Prompt —
Search the data for the word "text". Reproduce every line where it is found.

Figure contents as structured data
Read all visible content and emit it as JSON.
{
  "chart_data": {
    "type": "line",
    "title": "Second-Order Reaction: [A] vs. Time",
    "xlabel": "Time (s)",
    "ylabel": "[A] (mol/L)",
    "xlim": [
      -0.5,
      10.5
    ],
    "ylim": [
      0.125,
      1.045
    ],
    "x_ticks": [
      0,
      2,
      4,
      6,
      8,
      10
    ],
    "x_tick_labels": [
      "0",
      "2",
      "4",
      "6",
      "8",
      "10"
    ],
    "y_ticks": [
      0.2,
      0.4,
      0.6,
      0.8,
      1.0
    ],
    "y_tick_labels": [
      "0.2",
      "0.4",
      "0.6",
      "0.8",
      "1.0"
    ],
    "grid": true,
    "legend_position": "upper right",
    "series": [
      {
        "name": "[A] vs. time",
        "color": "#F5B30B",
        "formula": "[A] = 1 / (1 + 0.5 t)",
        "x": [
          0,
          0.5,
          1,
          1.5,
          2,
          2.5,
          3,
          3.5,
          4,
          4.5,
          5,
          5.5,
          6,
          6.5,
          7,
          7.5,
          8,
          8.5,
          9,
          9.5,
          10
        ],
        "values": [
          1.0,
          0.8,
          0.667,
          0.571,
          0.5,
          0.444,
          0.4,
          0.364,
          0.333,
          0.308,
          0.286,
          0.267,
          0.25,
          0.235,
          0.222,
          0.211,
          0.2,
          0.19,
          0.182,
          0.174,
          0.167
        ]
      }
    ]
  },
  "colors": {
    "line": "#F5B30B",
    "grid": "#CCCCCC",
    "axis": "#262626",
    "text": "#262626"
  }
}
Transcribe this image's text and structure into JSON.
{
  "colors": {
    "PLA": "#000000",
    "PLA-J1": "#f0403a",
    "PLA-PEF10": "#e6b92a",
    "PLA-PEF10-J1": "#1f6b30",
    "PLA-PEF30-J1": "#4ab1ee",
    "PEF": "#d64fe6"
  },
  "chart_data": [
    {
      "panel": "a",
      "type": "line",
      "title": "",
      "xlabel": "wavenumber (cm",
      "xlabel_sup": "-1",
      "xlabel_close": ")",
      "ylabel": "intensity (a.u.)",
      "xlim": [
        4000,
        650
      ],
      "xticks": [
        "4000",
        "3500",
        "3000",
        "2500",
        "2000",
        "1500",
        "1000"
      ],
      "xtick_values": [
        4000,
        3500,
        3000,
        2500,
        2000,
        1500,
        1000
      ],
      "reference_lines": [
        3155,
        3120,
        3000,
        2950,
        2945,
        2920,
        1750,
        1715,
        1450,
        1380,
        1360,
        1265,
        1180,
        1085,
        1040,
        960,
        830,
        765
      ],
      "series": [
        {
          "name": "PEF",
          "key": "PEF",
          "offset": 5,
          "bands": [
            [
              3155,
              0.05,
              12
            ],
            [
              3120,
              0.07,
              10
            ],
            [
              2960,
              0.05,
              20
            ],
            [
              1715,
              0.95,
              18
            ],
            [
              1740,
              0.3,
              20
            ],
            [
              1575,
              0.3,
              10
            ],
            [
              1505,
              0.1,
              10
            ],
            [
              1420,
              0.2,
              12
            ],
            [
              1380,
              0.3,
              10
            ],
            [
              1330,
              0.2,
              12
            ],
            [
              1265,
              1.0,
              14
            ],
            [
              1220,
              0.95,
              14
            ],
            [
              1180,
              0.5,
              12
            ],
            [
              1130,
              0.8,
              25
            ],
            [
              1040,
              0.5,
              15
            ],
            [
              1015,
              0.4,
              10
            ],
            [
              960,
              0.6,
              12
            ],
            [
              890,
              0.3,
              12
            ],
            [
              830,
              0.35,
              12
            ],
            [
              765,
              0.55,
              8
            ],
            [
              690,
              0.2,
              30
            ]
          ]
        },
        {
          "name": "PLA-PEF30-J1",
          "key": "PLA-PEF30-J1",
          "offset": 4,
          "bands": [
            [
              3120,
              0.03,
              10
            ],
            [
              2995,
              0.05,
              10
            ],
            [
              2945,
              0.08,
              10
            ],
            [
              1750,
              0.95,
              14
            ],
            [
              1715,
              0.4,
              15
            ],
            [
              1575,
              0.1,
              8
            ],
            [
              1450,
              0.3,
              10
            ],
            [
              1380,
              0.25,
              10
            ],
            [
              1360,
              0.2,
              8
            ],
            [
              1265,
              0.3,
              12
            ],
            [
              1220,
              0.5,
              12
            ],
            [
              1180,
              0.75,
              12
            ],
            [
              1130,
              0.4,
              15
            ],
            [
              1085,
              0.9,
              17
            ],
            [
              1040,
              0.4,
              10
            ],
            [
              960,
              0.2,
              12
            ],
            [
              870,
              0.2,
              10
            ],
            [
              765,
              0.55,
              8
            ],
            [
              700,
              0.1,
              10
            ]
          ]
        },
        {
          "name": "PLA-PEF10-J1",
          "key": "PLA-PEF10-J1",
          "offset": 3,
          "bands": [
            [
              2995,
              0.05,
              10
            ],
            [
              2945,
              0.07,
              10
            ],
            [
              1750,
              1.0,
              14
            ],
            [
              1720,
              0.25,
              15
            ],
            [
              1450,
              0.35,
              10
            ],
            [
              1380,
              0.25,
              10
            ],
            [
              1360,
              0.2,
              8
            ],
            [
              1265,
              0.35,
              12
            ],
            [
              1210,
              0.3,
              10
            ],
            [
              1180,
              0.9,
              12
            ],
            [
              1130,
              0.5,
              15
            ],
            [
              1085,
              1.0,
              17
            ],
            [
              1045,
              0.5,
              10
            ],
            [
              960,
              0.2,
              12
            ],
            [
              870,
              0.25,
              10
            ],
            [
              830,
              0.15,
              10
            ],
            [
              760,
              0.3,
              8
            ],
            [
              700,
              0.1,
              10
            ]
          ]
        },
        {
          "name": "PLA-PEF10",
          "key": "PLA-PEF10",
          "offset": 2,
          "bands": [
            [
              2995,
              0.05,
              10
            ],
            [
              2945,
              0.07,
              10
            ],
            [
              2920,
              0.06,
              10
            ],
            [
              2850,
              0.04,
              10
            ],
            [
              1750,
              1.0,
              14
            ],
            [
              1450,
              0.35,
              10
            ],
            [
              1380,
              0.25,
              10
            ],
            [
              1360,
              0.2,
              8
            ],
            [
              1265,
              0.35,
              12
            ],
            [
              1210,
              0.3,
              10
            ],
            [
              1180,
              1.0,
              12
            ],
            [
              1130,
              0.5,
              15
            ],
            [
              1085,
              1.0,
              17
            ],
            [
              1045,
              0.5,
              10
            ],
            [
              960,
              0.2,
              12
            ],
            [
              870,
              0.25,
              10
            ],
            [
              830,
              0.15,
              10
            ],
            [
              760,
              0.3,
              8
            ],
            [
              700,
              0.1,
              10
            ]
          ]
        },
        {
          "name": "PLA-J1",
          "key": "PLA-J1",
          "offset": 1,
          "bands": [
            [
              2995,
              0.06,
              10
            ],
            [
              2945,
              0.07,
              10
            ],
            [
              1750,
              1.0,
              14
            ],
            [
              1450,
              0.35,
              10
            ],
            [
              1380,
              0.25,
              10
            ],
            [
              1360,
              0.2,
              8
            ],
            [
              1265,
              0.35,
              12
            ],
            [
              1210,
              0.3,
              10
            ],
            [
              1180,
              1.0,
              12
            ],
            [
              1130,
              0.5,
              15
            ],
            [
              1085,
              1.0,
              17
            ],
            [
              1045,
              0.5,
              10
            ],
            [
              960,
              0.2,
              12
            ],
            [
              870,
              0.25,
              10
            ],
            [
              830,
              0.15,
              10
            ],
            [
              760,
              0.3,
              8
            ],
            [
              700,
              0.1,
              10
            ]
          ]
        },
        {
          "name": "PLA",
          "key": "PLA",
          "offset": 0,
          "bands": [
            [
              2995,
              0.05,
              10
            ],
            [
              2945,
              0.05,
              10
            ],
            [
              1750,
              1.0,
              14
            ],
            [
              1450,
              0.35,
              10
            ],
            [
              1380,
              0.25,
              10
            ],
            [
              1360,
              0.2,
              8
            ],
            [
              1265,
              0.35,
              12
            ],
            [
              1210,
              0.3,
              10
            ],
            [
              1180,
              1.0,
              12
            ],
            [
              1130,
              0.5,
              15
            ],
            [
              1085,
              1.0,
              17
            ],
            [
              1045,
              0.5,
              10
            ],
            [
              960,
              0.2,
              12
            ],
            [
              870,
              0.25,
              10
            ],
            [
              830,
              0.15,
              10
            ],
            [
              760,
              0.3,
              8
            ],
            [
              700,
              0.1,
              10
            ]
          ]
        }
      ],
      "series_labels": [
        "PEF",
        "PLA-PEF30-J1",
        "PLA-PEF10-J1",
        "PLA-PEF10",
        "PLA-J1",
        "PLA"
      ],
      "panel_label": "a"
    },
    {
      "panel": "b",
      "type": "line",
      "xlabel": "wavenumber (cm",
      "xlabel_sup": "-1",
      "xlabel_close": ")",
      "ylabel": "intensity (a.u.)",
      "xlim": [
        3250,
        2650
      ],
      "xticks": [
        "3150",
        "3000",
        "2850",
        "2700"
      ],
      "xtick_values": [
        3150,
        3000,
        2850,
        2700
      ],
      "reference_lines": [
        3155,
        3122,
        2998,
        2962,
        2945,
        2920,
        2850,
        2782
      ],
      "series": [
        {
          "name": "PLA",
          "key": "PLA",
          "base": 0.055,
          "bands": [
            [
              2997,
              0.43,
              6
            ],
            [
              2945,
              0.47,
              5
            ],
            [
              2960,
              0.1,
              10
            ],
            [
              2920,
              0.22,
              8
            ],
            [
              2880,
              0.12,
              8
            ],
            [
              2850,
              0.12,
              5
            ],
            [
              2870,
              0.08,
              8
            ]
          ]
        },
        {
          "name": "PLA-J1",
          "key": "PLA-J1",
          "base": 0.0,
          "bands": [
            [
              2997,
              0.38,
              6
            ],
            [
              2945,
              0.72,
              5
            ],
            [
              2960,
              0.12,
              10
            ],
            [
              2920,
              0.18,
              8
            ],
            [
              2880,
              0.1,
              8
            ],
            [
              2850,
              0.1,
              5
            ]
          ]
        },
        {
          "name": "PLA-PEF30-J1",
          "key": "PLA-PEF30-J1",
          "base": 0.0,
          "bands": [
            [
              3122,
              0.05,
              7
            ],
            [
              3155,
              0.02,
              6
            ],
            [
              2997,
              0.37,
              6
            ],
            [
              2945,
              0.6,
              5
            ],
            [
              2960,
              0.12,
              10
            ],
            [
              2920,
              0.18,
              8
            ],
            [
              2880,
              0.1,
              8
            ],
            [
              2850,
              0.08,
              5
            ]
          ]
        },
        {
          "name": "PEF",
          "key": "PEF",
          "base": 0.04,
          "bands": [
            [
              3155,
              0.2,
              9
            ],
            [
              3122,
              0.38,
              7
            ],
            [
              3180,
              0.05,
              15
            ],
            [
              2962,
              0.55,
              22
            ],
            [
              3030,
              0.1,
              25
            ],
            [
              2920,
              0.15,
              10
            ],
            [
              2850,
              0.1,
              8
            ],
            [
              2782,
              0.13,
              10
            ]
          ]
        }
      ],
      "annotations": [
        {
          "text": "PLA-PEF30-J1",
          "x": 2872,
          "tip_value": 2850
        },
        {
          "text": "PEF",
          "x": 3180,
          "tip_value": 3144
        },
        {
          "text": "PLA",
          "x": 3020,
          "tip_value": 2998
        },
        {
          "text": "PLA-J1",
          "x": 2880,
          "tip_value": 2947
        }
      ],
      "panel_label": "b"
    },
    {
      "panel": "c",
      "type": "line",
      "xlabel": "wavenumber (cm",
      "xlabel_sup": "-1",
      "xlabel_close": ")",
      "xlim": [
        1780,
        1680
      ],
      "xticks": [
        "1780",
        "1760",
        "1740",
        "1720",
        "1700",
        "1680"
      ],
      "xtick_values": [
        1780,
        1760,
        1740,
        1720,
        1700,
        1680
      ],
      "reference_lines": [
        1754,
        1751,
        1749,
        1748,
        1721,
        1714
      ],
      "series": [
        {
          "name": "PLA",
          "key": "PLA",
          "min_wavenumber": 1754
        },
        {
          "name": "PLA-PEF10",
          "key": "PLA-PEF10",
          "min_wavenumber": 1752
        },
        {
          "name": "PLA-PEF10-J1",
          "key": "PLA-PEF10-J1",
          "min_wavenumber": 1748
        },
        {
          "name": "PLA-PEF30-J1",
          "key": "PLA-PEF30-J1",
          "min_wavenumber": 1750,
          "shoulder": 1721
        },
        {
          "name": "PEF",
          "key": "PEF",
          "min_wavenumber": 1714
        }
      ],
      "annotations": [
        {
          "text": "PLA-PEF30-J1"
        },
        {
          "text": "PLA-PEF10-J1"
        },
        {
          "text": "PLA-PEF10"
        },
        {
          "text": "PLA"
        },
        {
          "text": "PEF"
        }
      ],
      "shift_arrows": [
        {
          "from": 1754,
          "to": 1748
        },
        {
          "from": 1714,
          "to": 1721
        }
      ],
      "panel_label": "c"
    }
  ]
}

Result of this task —
    "text": "#262626"
Transcribe this image's text and structure into JSON.
          "text": "PLA-PEF30-J1",
          "text": "PEF",
          "text": "PLA",
          "text": "PLA-J1",
          "text": "PLA-PEF30-J1"
          "text": "PLA-PEF10-J1"
          "text": "PLA-PEF10"
          "text": "PLA"
          "text": "PEF"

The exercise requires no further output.